> _INSTRUCTIONS_:
1. Using the gratitude journal text, answer the following questions and label each answer with the matching letter.
(a) Where and in what month and year did the writer begin writing down things to be thankful for?
(b) How old were the twins in October?
(c) How many gifts does the writer still have to look back on from 2014?
2. Write what comes next in the gratitude journal text, picking up after its final sentence.

> _SOURCE EXTRACT_:
Start of Block
The joy for me has come in the doing. My sister bought a beautiful journal from Anthropologie, perfect size for this endeavor. (Rifle Paper Company, Botanicals Notebook Collection) In May of 2012 at my sister’s bachelorette weekend in Sonoma, I started writing things I was thankful for,
Cool mornings, A good book to read, mightiness of golden gate bridge, gruyere cheese, laughing until your sides hurt, giving surprise gifts, lingering over a cup of coffee, pasta with asparagus, sweet pea and mint pesto, hot tub, spontaneous dance party, uninterrupted shower, hot water . . .
I am so good at this. (Laughter) I would randomly write things down when I felt thankful and I filled up a few pages. I wrote several things down when the twins were close to arriving and then a few things when they did arrive.
Sour milk in the neck creases, Crew’s contented milk moan, friends bringing meals, night nanny (she stayed four weeks, I cried a lot when she walked out my door for the last time), the best blog post I’ve ever read on mothering the day the twins arrived.
Then the ugly beautiful that came in October (the twins were four months old):
Salsa spraying in my eye after it dropped from the refrigerator to the floor, smoke in the house from an over-microwaved taquito (husband the culprit and hate the campfire smell), sore throat, the overwhelming need of 5 children, Sam’s screaming, Kate’s defiance, plugged ducts, chubby belly, mosquitos.
And in 2014 I printed off the Joy Dare Collection, every month, and embraced the challenge of counting 1,000 gifts. Each day would was numbered and had three prompts. Three things orange. Something wooden, wire and mesh. Something wooly, soft, woven. It wasn’t perfect. I would sometimes do a whole week at a time because I had forgotten to write each day. Sometimes two. I didn’t finish September and wrote nothing in October. I almost did the whole month of November, but stopped after Thanksgiving and wrote nothing in December. So, this year, I’m going for it, start to finish. Nobody said it had to be perfect. I still have 921 gifts to look back on in 2014 and be thankful.
End of Block
> _DATASET ENTRIES_:
Start of Block
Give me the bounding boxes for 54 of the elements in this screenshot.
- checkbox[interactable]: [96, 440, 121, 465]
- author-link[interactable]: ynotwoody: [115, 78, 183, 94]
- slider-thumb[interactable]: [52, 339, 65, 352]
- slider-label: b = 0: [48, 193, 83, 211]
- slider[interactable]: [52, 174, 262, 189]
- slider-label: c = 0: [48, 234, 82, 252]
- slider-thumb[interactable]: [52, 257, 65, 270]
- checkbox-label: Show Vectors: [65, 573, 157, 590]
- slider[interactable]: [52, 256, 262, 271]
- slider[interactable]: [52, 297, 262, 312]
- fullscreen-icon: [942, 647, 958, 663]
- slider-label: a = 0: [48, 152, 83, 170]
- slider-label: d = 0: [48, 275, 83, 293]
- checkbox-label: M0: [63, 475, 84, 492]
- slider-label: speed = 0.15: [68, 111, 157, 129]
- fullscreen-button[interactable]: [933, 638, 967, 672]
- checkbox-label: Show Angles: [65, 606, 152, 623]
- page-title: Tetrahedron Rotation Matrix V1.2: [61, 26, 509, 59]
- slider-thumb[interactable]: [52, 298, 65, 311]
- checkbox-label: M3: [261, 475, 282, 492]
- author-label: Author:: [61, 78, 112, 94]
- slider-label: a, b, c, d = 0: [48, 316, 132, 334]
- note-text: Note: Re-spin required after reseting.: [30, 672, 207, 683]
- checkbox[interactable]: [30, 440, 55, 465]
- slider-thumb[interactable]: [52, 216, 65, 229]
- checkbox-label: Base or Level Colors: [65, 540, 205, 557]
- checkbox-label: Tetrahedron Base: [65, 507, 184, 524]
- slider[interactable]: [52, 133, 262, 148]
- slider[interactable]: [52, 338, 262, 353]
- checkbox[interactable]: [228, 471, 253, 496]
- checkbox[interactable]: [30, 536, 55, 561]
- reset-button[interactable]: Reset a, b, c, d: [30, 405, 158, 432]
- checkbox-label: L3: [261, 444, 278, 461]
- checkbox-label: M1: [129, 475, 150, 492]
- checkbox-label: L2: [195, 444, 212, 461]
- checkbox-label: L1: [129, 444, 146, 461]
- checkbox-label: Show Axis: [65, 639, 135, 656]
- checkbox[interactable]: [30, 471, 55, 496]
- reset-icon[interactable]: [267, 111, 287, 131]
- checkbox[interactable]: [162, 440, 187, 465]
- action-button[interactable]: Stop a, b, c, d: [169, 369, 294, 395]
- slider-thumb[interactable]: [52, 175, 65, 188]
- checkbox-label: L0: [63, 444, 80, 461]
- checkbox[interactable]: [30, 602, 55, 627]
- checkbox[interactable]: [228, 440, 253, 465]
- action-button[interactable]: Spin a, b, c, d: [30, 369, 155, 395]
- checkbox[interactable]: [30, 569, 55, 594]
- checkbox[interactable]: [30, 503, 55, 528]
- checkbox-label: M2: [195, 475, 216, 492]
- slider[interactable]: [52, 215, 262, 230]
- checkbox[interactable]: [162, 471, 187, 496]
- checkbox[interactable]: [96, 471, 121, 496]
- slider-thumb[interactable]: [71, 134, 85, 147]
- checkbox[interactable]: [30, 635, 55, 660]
End of Block
> _WRITTEN RESPONSES_:
1.
(a) At the writer's sister's bachelorette weekend in Sonoma, in May of 2012.
(b) Four months old.
(c) 921.

2.
I felt challenged by Kara Tippett’s story of grace.2 I cried when I heard she died. Cried thinking of her sweet husband and four children who were missing her terribly. Then smiled through the tears thinking about her dancing in a new body in heaven. I loved what Ann wrote about her and my favorite quote, “Dying doesn’t have to be a tragedy, if we avoided the tragedy of living for the wrong things.” Then my mind quickly went to my sweet friend, Jen, with a similar story. She has metastatic breast cancer and just received news that the trial drug that she has been on at MD Anderson has stabilized her metastatic disease in her liver and bones, but her right breast (where the cancer started) has blown up like a water balloon. So, we were talking after church on Sunday. I gave her a hug. She said, I think He’s calling me home. I nodded and looked up at her with a tear running down my cheek and I said, I think so, too, but I don’t want you to go. And in the next moment, I look over at my three year old son who has pulled his shorts down to his ankles. Jen goes “Oh yes, every day, these are my people!” I just laughed. And ya’ll, I let him pee in the landscaping of the church. We go to a church with 10, 000 people, I mean there were probably closer to 3,000 at this service, but the risk was that we could trek all the way in to the church building, without my daughter knowing where we went and my husband and oldest daughter are coming out to meet us and we are not there, and he may not make it anyway, so I let him go. There was a two foot wall about 5 feet in front of him and I protected him from the back. It took me half a second to process and 8 long seconds for him to finish. See, I really have become that mom. It’s survival. I don’t know how else to explain it.